_Data for the task_.
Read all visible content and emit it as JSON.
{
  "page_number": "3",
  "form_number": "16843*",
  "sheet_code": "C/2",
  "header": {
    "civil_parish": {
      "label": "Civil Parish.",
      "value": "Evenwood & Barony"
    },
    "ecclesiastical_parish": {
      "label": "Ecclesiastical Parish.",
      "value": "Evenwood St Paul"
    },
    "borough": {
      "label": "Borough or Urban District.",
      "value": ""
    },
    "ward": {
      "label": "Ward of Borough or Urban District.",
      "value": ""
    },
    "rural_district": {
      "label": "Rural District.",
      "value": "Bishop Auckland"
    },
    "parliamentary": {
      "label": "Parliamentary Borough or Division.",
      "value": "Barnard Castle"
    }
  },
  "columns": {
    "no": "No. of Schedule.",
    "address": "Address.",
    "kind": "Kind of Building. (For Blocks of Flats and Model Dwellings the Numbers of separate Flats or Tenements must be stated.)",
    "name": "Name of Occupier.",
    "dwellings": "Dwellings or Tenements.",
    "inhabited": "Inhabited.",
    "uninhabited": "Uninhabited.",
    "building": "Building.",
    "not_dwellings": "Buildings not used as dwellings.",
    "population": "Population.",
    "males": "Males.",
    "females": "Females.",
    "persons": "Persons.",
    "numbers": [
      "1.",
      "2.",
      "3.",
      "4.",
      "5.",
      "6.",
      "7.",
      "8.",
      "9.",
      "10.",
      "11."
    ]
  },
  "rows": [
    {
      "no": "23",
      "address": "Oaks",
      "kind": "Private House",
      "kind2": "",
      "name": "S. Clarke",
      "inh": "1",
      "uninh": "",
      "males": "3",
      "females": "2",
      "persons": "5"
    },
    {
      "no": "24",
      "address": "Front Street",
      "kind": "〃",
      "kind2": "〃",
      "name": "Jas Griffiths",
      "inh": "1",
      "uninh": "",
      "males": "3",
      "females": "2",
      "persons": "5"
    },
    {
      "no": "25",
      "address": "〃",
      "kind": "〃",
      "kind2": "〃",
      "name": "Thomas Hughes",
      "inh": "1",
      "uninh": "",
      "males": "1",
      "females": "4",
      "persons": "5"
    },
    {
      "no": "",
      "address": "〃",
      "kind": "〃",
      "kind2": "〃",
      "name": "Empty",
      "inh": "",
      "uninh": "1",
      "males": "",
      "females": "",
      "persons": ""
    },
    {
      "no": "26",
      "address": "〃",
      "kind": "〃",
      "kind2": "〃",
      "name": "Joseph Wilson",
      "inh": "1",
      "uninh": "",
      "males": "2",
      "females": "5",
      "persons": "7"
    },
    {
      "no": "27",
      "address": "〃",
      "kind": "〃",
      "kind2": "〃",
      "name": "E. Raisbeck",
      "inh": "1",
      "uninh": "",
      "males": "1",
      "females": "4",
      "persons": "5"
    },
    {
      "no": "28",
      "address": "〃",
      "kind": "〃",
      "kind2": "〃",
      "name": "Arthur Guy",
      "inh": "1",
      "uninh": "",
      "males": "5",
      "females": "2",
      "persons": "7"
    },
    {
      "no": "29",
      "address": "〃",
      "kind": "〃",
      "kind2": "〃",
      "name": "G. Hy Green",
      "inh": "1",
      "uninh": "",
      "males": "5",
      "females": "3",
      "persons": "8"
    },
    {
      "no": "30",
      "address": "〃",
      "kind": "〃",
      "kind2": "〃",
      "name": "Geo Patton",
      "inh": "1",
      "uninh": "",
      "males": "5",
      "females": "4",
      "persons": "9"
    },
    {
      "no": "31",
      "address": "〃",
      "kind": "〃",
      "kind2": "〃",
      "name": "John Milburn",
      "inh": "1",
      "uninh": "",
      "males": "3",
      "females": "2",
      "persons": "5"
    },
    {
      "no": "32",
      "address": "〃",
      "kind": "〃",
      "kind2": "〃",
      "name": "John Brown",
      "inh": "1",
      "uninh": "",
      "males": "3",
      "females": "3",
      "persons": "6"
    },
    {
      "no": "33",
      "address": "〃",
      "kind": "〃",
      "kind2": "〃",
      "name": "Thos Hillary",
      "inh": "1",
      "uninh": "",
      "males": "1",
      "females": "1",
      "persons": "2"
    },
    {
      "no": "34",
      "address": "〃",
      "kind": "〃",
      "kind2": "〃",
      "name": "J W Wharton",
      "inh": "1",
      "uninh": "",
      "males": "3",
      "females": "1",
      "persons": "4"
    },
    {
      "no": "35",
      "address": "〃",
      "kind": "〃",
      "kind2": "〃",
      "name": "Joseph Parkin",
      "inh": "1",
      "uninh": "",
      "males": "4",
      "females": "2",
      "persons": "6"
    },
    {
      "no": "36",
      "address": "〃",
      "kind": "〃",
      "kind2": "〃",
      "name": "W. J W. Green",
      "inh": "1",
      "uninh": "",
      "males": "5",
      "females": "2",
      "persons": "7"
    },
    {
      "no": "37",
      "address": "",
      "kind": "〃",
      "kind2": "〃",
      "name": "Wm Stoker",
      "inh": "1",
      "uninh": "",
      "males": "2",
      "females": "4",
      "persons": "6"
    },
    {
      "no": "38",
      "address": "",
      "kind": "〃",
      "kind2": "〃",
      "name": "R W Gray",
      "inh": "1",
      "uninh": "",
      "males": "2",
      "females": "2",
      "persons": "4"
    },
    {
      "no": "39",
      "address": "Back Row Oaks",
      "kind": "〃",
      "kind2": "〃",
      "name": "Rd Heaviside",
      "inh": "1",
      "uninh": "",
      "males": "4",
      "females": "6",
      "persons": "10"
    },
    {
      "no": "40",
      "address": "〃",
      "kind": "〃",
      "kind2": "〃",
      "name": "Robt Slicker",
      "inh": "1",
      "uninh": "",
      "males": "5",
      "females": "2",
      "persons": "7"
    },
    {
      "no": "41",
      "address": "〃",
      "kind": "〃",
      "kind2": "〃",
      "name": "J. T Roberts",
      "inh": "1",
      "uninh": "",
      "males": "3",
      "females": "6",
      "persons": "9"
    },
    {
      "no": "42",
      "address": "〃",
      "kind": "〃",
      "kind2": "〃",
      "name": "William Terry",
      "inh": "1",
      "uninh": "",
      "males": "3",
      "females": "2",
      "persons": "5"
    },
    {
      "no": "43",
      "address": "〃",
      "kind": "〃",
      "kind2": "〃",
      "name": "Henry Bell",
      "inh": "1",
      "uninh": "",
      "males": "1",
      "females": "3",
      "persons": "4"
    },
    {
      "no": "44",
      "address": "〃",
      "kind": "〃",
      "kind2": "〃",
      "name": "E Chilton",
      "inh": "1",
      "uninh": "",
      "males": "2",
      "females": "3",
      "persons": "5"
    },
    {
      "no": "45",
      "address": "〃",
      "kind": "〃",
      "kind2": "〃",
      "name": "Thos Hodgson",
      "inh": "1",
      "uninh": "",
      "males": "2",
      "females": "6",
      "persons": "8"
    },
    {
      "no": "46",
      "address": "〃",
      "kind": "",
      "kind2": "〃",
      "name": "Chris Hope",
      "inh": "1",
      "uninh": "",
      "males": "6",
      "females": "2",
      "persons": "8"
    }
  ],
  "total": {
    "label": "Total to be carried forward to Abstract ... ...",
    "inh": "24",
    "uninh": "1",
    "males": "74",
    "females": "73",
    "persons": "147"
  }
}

_The exercise_.
Return the full listing, character for character.

_Response for this exercise_.
Read all visible content and emit it as JSON.
{
  "page_number": "3",
  "form_number": "16843*",
  "sheet_code": "C/2",
  "header": {
    "civil_parish": {
      "label": "Civil Parish.",
      "value": "Evenwood & Barony"
    },
    "ecclesiastical_parish": {
      "label": "Ecclesiastical Parish.",
      "value": "Evenwood St Paul"
    },
    "borough": {
      "label": "Borough or Urban District.",
      "value": ""
    },
    "ward": {
      "label": "Ward of Borough or Urban District.",
      "value": ""
    },
    "rural_district": {
      "label": "Rural District.",
      "value": "Bishop Auckland"
    },
    "parliamentary": {
      "label": "Parliamentary Borough or Division.",
      "value": "Barnard Castle"
    }
  },
  "columns": {
    "no": "No. of Schedule.",
    "address": "Address.",
    "kind": "Kind of Building. (For Blocks of Flats and Model Dwellings the Numbers of separate Flats or Tenements must be stated.)",
    "name": "Name of Occupier.",
    "dwellings": "Dwellings or Tenements.",
    "inhabited": "Inhabited.",
    "uninhabited": "Uninhabited.",
    "building": "Building.",
    "not_dwellings": "Buildings not used as dwellings.",
    "population": "Population.",
    "males": "Males.",
    "females": "Females.",
    "persons": "Persons.",
    "numbers": [
      "1.",
      "2.",
      "3.",
      "4.",
      "5.",
      "6.",
      "7.",
      "8.",
      "9.",
      "10.",
      "11."
    ]
  },
  "rows": [
    {
      "no": "23",
      "address": "Oaks",
      "kind": "Private House",
      "kind2": "",
      "name": "S. Clarke",
      "inh": "1",
      "uninh": "",
      "males": "3",
      "females": "2",
      "persons": "5"
    },
    {
      "no": "24",
      "address": "Front Street",
      "kind": "〃",
      "kind2": "〃",
      "name": "Jas Griffiths",
      "inh": "1",
      "uninh": "",
      "males": "3",
      "females": "2",
      "persons": "5"
    },
    {
      "no": "25",
      "address": "〃",
      "kind": "〃",
      "kind2": "〃",
      "name": "Thomas Hughes",
      "inh": "1",
      "uninh": "",
      "males": "1",
      "females": "4",
      "persons": "5"
    },
    {
      "no": "",
      "address": "〃",
      "kind": "〃",
      "kind2": "〃",
      "name": "Empty",
      "inh": "",
      "uninh": "1",
      "males": "",
      "females": "",
      "persons": ""
    },
    {
      "no": "26",
      "address": "〃",
      "kind": "〃",
      "kind2": "〃",
      "name": "Joseph Wilson",
      "inh": "1",
      "uninh": "",
      "males": "2",
      "females": "5",
      "persons": "7"
    },
    {
      "no": "27",
      "address": "〃",
      "kind": "〃",
      "kind2": "〃",
      "name": "E. Raisbeck",
      "inh": "1",
      "uninh": "",
      "males": "1",
      "females": "4",
      "persons": "5"
    },
    {
      "no": "28",
      "address": "〃",
      "kind": "〃",
      "kind2": "〃",
      "name": "Arthur Guy",
      "inh": "1",
      "uninh": "",
      "males": "5",
      "females": "2",
      "persons": "7"
    },
    {
      "no": "29",
      "address": "〃",
      "kind": "〃",
      "kind2": "〃",
      "name": "G. Hy Green",
      "inh": "1",
      "uninh": "",
      "males": "5",
      "females": "3",
      "persons": "8"
    },
    {
      "no": "30",
      "address": "〃",
      "kind": "〃",
      "kind2": "〃",
      "name": "Geo Patton",
      "inh": "1",
      "uninh": "",
      "males": "5",
      "females": "4",
      "persons": "9"
    },
    {
      "no": "31",
      "address": "〃",
      "kind": "〃",
      "kind2": "〃",
      "name": "John Milburn",
      "inh": "1",
      "uninh": "",
      "males": "3",
      "females": "2",
      "persons": "5"
    },
    {
      "no": "32",
      "address": "〃",
      "kind": "〃",
      "kind2": "〃",
      "name": "John Brown",
      "inh": "1",
      "uninh": "",
      "males": "3",
      "females": "3",
      "persons": "6"
    },
    {
      "no": "33",
      "address": "〃",
      "kind": "〃",
      "kind2": "〃",
      "name": "Thos Hillary",
      "inh": "1",
      "uninh": "",
      "males": "1",
      "females": "1",
      "persons": "2"
    },
    {
      "no": "34",
      "address": "〃",
      "kind": "〃",
      "kind2": "〃",
      "name": "J W Wharton",
      "inh": "1",
      "uninh": "",
      "males": "3",
      "females": "1",
      "persons": "4"
    },
    {
      "no": "35",
      "address": "〃",
      "kind": "〃",
      "kind2": "〃",
      "name": "Joseph Parkin",
      "inh": "1",
      "uninh": "",
      "males": "4",
      "females": "2",
      "persons": "6"
    },
    {
      "no": "36",
      "address": "〃",
      "kind": "〃",
      "kind2": "〃",
      "name": "W. J W. Green",
      "inh": "1",
      "uninh": "",
      "males": "5",
      "females": "2",
      "persons": "7"
    },
    {
      "no": "37",
      "address": "",
      "kind": "〃",
      "kind2": "〃",
      "name": "Wm Stoker",
      "inh": "1",
      "uninh": "",
      "males": "2",
      "females": "4",
      "persons": "6"
    },
    {
      "no": "38",
      "address": "",
      "kind": "〃",
      "kind2": "〃",
      "name": "R W Gray",
      "inh": "1",
      "uninh": "",
      "males": "2",
      "females": "2",
      "persons": "4"
    },
    {
      "no": "39",
      "address": "Back Row Oaks",
      "kind": "〃",
      "kind2": "〃",
      "name": "Rd Heaviside",
      "inh": "1",
      "uninh": "",
      "males": "4",
      "females": "6",
      "persons": "10"
    },
    {
      "no": "40",
      "address": "〃",
      "kind": "〃",
      "kind2": "〃",
      "name": "Robt Slicker",
      "inh": "1",
      "uninh": "",
      "males": "5",
      "females": "2",
      "persons": "7"
    },
    {
      "no": "41",
      "address": "〃",
      "kind": "〃",
      "kind2": "〃",
      "name": "J. T Roberts",
      "inh": "1",
      "uninh": "",
      "males": "3",
      "females": "6",
      "persons": "9"
    },
    {
      "no": "42",
      "address": "〃",
      "kind": "〃",
      "kind2": "〃",
      "name": "William Terry",
      "inh": "1",
      "uninh": "",
      "males": "3",
      "females": "2",
      "persons": "5"
    },
    {
      "no": "43",
      "address": "〃",
      "kind": "〃",
      "kind2": "〃",
      "name": "Henry Bell",
      "inh": "1",
      "uninh": "",
      "males": "1",
      "females": "3",
      "persons": "4"
    },
    {
      "no": "44",
      "address": "〃",
      "kind": "〃",
      "kind2": "〃",
      "name": "E Chilton",
      "inh": "1",
      "uninh": "",
      "males": "2",
      "females": "3",
      "persons": "5"
    },
    {
      "no": "45",
      "address": "〃",
      "kind": "〃",
      "kind2": "〃",
      "name": "Thos Hodgson",
      "inh": "1",
      "uninh": "",
      "males": "2",
      "females": "6",
      "persons": "8"
    },
    {
      "no": "46",
      "address": "〃",
      "kind": "",
      "kind2": "〃",
      "name": "Chris Hope",
      "inh": "1",
      "uninh": "",
      "males": "6",
      "females": "2",
      "persons": "8"
    }
  ],
  "total": {
    "label": "Total to be carried forward to Abstract ... ...",
    "inh": "24",
    "uninh": "1",
    "males": "74",
    "females": "73",
    "persons": "147"
  }
}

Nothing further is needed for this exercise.